[Stored data]
──────────
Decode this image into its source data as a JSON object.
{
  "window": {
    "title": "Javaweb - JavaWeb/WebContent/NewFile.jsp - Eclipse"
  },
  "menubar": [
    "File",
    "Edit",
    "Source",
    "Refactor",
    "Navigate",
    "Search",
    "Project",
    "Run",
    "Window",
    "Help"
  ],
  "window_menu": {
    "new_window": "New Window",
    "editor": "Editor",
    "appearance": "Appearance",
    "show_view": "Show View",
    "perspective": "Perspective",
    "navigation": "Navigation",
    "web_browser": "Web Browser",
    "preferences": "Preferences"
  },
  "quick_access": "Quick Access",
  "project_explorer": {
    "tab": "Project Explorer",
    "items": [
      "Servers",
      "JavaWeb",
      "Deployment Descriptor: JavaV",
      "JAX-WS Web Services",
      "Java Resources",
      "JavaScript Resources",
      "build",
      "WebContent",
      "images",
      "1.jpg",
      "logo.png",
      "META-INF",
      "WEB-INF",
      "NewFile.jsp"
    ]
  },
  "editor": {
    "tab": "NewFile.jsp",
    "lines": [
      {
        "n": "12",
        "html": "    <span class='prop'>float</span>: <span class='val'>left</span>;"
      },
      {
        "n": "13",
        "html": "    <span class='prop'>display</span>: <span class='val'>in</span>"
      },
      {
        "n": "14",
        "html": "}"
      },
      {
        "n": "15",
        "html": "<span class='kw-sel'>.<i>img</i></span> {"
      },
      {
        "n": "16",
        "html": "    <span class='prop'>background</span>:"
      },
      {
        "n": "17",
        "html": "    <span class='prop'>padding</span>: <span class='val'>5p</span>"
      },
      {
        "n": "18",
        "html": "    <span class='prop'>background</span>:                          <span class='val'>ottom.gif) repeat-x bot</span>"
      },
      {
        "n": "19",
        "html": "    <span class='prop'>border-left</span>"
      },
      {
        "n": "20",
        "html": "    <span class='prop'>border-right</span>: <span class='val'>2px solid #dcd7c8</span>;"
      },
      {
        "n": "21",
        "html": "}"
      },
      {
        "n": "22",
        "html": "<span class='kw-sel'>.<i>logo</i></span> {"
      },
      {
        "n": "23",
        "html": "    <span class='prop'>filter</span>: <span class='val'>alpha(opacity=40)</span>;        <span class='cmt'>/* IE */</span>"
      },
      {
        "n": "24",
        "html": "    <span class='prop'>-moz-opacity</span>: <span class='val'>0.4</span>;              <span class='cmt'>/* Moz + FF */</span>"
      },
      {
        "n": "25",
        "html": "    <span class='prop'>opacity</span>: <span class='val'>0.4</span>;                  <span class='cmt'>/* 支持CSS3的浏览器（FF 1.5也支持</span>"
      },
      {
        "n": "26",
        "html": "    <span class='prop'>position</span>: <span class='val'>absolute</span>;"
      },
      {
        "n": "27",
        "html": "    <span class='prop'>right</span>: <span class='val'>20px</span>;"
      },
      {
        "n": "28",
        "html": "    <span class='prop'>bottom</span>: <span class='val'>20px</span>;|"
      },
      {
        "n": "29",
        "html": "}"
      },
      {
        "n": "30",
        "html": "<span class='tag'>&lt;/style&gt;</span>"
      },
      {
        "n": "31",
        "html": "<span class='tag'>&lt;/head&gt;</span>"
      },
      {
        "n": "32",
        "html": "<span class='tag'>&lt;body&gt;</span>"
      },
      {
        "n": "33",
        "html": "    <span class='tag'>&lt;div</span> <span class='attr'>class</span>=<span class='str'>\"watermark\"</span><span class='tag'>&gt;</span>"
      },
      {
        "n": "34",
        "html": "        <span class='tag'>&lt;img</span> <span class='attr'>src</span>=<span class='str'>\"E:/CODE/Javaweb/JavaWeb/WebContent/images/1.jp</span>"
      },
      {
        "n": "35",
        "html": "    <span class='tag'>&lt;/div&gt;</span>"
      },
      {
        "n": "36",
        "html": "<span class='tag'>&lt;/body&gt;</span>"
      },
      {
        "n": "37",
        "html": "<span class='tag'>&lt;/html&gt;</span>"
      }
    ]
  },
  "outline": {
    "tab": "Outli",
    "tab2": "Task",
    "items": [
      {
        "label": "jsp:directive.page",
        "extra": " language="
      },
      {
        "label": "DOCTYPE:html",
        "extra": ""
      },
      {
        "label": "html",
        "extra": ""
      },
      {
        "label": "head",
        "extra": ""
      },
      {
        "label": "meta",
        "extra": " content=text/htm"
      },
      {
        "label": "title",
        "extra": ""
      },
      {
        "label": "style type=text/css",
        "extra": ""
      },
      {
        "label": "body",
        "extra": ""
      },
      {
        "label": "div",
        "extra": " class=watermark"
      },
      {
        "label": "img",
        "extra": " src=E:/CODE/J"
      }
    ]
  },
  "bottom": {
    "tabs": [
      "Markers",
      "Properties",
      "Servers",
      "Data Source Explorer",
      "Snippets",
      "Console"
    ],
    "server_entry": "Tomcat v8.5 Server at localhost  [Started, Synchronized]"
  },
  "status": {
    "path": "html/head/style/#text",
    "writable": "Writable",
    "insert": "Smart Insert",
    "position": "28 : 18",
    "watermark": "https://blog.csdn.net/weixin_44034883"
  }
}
──────────
■ **Work required**
Copy out every line of the data above, exactly as given.

■ **Written answer**
Decode this image into its source data as a JSON object.
{
  "window": {
    "title": "Javaweb - JavaWeb/WebContent/NewFile.jsp - Eclipse"
  },
  "menubar": [
    "File",
    "Edit",
    "Source",
    "Refactor",
    "Navigate",
    "Search",
    "Project",
    "Run",
    "Window",
    "Help"
  ],
  "window_menu": {
    "new_window": "New Window",
    "editor": "Editor",
    "appearance": "Appearance",
    "show_view": "Show View",
    "perspective": "Perspective",
    "navigation": "Navigation",
    "web_browser": "Web Browser",
    "preferences": "Preferences"
  },
  "quick_access": "Quick Access",
  "project_explorer": {
    "tab": "Project Explorer",
    "items": [
      "Servers",
      "JavaWeb",
      "Deployment Descriptor: JavaV",
      "JAX-WS Web Services",
      "Java Resources",
      "JavaScript Resources",
      "build",
      "WebContent",
      "images",
      "1.jpg",
      "logo.png",
      "META-INF",
      "WEB-INF",
      "NewFile.jsp"
    ]
  },
  "editor": {
    "tab": "NewFile.jsp",
    "lines": [
      {
        "n": "12",
        "html": "    <span class='prop'>float</span>: <span class='val'>left</span>;"
      },
      {
        "n": "13",
        "html": "    <span class='prop'>display</span>: <span class='val'>in</span>"
      },
      {
        "n": "14",
        "html": "}"
      },
      {
        "n": "15",
        "html": "<span class='kw-sel'>.<i>img</i></span> {"
      },
      {
        "n": "16",
        "html": "    <span class='prop'>background</span>:"
      },
      {
        "n": "17",
        "html": "    <span class='prop'>padding</span>: <span class='val'>5p</span>"
      },
      {
        "n": "18",
        "html": "    <span class='prop'>background</span>:                          <span class='val'>ottom.gif) repeat-x bot</span>"
      },
      {
        "n": "19",
        "html": "    <span class='prop'>border-left</span>"
      },
      {
        "n": "20",
        "html": "    <span class='prop'>border-right</span>: <span class='val'>2px solid #dcd7c8</span>;"
      },
      {
        "n": "21",
        "html": "}"
      },
      {
        "n": "22",
        "html": "<span class='kw-sel'>.<i>logo</i></span> {"
      },
      {
        "n": "23",
        "html": "    <span class='prop'>filter</span>: <span class='val'>alpha(opacity=40)</span>;        <span class='cmt'>/* IE */</span>"
      },
      {
        "n": "24",
        "html": "    <span class='prop'>-moz-opacity</span>: <span class='val'>0.4</span>;              <span class='cmt'>/* Moz + FF */</span>"
      },
      {
        "n": "25",
        "html": "    <span class='prop'>opacity</span>: <span class='val'>0.4</span>;                  <span class='cmt'>/* 支持CSS3的浏览器（FF 1.5也支持</span>"
      },
      {
        "n": "26",
        "html": "    <span class='prop'>position</span>: <span class='val'>absolute</span>;"
      },
      {
        "n": "27",
        "html": "    <span class='prop'>right</span>: <span class='val'>20px</span>;"
      },
      {
        "n": "28",
        "html": "    <span class='prop'>bottom</span>: <span class='val'>20px</span>;|"
      },
      {
        "n": "29",
        "html": "}"
      },
      {
        "n": "30",
        "html": "<span class='tag'>&lt;/style&gt;</span>"
      },
      {
        "n": "31",
        "html": "<span class='tag'>&lt;/head&gt;</span>"
      },
      {
        "n": "32",
        "html": "<span class='tag'>&lt;body&gt;</span>"
      },
      {
        "n": "33",
        "html": "    <span class='tag'>&lt;div</span> <span class='attr'>class</span>=<span class='str'>\"watermark\"</span><span class='tag'>&gt;</span>"
      },
      {
        "n": "34",
        "html": "        <span class='tag'>&lt;img</span> <span class='attr'>src</span>=<span class='str'>\"E:/CODE/Javaweb/JavaWeb/WebContent/images/1.jp</span>"
      },
      {
        "n": "35",
        "html": "    <span class='tag'>&lt;/div&gt;</span>"
      },
      {
        "n": "36",
        "html": "<span class='tag'>&lt;/body&gt;</span>"
      },
      {
        "n": "37",
        "html": "<span class='tag'>&lt;/html&gt;</span>"
      }
    ]
  },
  "outline": {
    "tab": "Outli",
    "tab2": "Task",
    "items": [
      {
        "label": "jsp:directive.page",
        "extra": " language="
      },
      {
        "label": "DOCTYPE:html",
        "extra": ""
      },
      {
        "label": "html",
        "extra": ""
      },
      {
        "label": "head",
        "extra": ""
      },
      {
        "label": "meta",
        "extra": " content=text/htm"
      },
      {
        "label": "title",
        "extra": ""
      },
      {
        "label": "style type=text/css",
        "extra": ""
      },
      {
        "label": "body",
        "extra": ""
      },
      {
        "label": "div",
        "extra": " class=watermark"
      },
      {
        "label": "img",
        "extra": " src=E:/CODE/J"
      }
    ]
  },
  "bottom": {
    "tabs": [
      "Markers",
      "Properties",
      "Servers",
      "Data Source Explorer",
      "Snippets",
      "Console"
    ],
    "server_entry": "Tomcat v8.5 Server at localhost  [Started, Synchronized]"
  },
  "status": {
    "path": "html/head/style/#text",
    "writable": "Writable",
    "insert": "Smart Insert",
    "position": "28 : 18",
    "watermark": "https://blog.csdn.net/weixin_44034883"
  }
}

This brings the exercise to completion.